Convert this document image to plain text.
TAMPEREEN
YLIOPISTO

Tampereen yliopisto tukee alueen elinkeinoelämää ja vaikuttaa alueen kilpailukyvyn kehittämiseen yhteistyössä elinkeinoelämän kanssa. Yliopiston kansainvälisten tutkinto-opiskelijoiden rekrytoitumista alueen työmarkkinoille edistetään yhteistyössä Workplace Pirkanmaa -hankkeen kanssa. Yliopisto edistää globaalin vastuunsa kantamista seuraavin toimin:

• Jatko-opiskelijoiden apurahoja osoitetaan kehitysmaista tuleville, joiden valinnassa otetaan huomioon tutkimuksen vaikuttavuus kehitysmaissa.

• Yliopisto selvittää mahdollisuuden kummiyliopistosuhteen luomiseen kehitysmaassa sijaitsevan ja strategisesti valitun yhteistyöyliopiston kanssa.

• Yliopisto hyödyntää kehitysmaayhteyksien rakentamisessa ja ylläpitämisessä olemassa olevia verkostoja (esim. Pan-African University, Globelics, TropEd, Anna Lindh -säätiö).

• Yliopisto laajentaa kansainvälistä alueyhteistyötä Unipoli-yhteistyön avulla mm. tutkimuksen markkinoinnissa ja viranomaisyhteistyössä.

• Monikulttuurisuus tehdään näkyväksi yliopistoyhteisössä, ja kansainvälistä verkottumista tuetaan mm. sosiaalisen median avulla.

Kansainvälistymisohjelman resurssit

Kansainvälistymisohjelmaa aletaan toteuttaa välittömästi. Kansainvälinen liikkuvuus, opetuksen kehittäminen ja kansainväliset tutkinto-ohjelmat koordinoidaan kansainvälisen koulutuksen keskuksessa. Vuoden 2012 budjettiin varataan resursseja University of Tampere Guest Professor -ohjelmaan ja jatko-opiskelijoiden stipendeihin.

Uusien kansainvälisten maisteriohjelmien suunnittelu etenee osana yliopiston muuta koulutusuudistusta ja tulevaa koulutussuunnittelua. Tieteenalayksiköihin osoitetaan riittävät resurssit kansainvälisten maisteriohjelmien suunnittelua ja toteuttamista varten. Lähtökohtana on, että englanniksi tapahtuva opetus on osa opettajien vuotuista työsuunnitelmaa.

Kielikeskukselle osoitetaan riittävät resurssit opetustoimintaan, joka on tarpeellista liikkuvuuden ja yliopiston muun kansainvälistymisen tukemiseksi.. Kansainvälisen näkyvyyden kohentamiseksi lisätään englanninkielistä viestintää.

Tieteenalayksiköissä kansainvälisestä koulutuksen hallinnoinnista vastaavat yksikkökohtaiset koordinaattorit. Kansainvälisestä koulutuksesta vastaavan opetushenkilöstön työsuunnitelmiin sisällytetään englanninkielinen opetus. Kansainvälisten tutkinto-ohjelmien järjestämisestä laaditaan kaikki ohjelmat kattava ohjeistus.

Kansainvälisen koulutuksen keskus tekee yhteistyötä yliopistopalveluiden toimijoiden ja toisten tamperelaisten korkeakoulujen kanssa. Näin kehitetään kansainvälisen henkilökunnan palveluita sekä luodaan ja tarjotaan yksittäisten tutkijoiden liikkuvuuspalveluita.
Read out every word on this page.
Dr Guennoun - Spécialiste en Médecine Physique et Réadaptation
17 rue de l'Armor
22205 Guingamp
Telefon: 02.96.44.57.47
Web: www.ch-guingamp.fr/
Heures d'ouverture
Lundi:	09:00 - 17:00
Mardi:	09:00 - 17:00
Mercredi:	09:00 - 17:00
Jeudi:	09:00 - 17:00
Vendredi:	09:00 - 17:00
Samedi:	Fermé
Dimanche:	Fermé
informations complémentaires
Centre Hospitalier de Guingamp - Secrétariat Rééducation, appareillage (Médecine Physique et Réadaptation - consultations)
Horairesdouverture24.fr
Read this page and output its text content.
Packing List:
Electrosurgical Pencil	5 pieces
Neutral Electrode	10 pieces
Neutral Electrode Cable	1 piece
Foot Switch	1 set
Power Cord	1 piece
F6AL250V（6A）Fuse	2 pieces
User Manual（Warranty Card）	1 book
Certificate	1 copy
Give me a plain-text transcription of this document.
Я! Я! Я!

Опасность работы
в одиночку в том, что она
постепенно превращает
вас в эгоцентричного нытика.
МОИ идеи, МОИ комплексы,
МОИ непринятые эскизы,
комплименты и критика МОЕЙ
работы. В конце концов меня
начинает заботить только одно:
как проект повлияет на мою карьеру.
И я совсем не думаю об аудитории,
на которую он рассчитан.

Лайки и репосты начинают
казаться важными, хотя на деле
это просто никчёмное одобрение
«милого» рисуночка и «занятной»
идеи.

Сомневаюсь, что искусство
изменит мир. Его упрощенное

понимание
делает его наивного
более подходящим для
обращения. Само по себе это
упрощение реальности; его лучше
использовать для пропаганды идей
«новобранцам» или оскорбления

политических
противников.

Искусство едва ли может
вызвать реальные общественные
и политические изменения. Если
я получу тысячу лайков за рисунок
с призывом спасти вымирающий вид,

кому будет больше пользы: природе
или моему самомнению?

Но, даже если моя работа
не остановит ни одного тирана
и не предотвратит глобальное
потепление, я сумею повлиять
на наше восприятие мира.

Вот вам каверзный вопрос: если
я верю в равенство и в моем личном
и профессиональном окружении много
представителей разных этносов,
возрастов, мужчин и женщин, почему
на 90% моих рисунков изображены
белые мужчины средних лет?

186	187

§ **Written problem**
Reproduce each record exactly, leaving nothing out.

§ **Problem solution**
Convert this document image to plain text.
TAMPEREEN
YLIOPISTO

Tampereen yliopisto tukee alueen elinkeinoelämää ja vaikuttaa alueen kilpailukyvyn kehittämiseen yhteistyössä elinkeinoelämän kanssa. Yliopiston kansainvälisten tutkinto-opiskelijoiden rekrytoitumista alueen työmarkkinoille edistetään yhteistyössä Workplace Pirkanmaa -hankkeen kanssa. Yliopisto edistää globaalin vastuunsa kantamista seuraavin toimin:

• Jatko-opiskelijoiden apurahoja osoitetaan kehitysmaista tuleville, joiden valinnassa otetaan huomioon tutkimuksen vaikuttavuus kehitysmaissa.

• Yliopisto selvittää mahdollisuuden kummiyliopistosuhteen luomiseen kehitysmaassa sijaitsevan ja strategisesti valitun yhteistyöyliopiston kanssa.

• Yliopisto hyödyntää kehitysmaayhteyksien rakentamisessa ja ylläpitämisessä olemassa olevia verkostoja (esim. Pan-African University, Globelics, TropEd, Anna Lindh -säätiö).

• Yliopisto laajentaa kansainvälistä alueyhteistyötä Unipoli-yhteistyön avulla mm. tutkimuksen markkinoinnissa ja viranomaisyhteistyössä.

• Monikulttuurisuus tehdään näkyväksi yliopistoyhteisössä, ja kansainvälistä verkottumista tuetaan mm. sosiaalisen median avulla.

Kansainvälistymisohjelman resurssit

Kansainvälistymisohjelmaa aletaan toteuttaa välittömästi. Kansainvälinen liikkuvuus, opetuksen kehittäminen ja kansainväliset tutkinto-ohjelmat koordinoidaan kansainvälisen koulutuksen keskuksessa. Vuoden 2012 budjettiin varataan resursseja University of Tampere Guest Professor -ohjelmaan ja jatko-opiskelijoiden stipendeihin.

Uusien kansainvälisten maisteriohjelmien suunnittelu etenee osana yliopiston muuta koulutusuudistusta ja tulevaa koulutussuunnittelua. Tieteenalayksiköihin osoitetaan riittävät resurssit kansainvälisten maisteriohjelmien suunnittelua ja toteuttamista varten. Lähtökohtana on, että englanniksi tapahtuva opetus on osa opettajien vuotuista työsuunnitelmaa.

Kielikeskukselle osoitetaan riittävät resurssit opetustoimintaan, joka on tarpeellista liikkuvuuden ja yliopiston muun kansainvälistymisen tukemiseksi.. Kansainvälisen näkyvyyden kohentamiseksi lisätään englanninkielistä viestintää.

Tieteenalayksiköissä kansainvälisestä koulutuksen hallinnoinnista vastaavat yksikkökohtaiset koordinaattorit. Kansainvälisestä koulutuksesta vastaavan opetushenkilöstön työsuunnitelmiin sisällytetään englanninkielinen opetus. Kansainvälisten tutkinto-ohjelmien järjestämisestä laaditaan kaikki ohjelmat kattava ohjeistus.

Kansainvälisen koulutuksen keskus tekee yhteistyötä yliopistopalveluiden toimijoiden ja toisten tamperelaisten korkeakoulujen kanssa. Näin kehitetään kansainvälisen henkilökunnan palveluita sekä luodaan ja tarjotaan yksittäisten tutkijoiden liikkuvuuspalveluita.
Read out every word on this page.
Dr Guennoun - Spécialiste en Médecine Physique et Réadaptation
17 rue de l'Armor
22205 Guingamp
Telefon: 02.96.44.57.47
Web: www.ch-guingamp.fr/
Heures d'ouverture
Lundi:	09:00 - 17:00
Mardi:	09:00 - 17:00
Mercredi:	09:00 - 17:00
Jeudi:	09:00 - 17:00
Vendredi:	09:00 - 17:00
Samedi:	Fermé
Dimanche:	Fermé
informations complémentaires
Centre Hospitalier de Guingamp - Secrétariat Rééducation, appareillage (Médecine Physique et Réadaptation - consultations)
Horairesdouverture24.fr
Read this page and output its text content.
Packing List:
Electrosurgical Pencil	5 pieces
Neutral Electrode	10 pieces
Neutral Electrode Cable	1 piece
Foot Switch	1 set
Power Cord	1 piece
F6AL250V（6A）Fuse	2 pieces
User Manual（Warranty Card）	1 book
Certificate	1 copy
Give me a plain-text transcription of this document.
Я! Я! Я!

Опасность работы
в одиночку в том, что она
постепенно превращает
вас в эгоцентричного нытика.
МОИ идеи, МОИ комплексы,
МОИ непринятые эскизы,
комплименты и критика МОЕЙ
работы. В конце концов меня
начинает заботить только одно:
как проект повлияет на мою карьеру.
И я совсем не думаю об аудитории,
на которую он рассчитан.

Лайки и репосты начинают
казаться важными, хотя на деле
это просто никчёмное одобрение
«милого» рисуночка и «занятной»
идеи.

Сомневаюсь, что искусство
изменит мир. Его упрощенное

понимание
делает его наивного
более подходящим для
обращения. Само по себе это
упрощение реальности; его лучше
использовать для пропаганды идей
«новобранцам» или оскорбления

политических
противников.

Искусство едва ли может
вызвать реальные общественные
и политические изменения. Если
я получу тысячу лайков за рисунок
с призывом спасти вымирающий вид,

кому будет больше пользы: природе
или моему самомнению?

Но, даже если моя работа
не остановит ни одного тирана
и не предотвратит глобальное
потепление, я сумею повлиять
на наше восприятие мира.

Вот вам каверзный вопрос: если
я верю в равенство и в моем личном
и профессиональном окружении много
представителей разных этносов,
возрастов, мужчин и женщин, почему
на 90% моих рисунков изображены
белые мужчины средних лет?

186	187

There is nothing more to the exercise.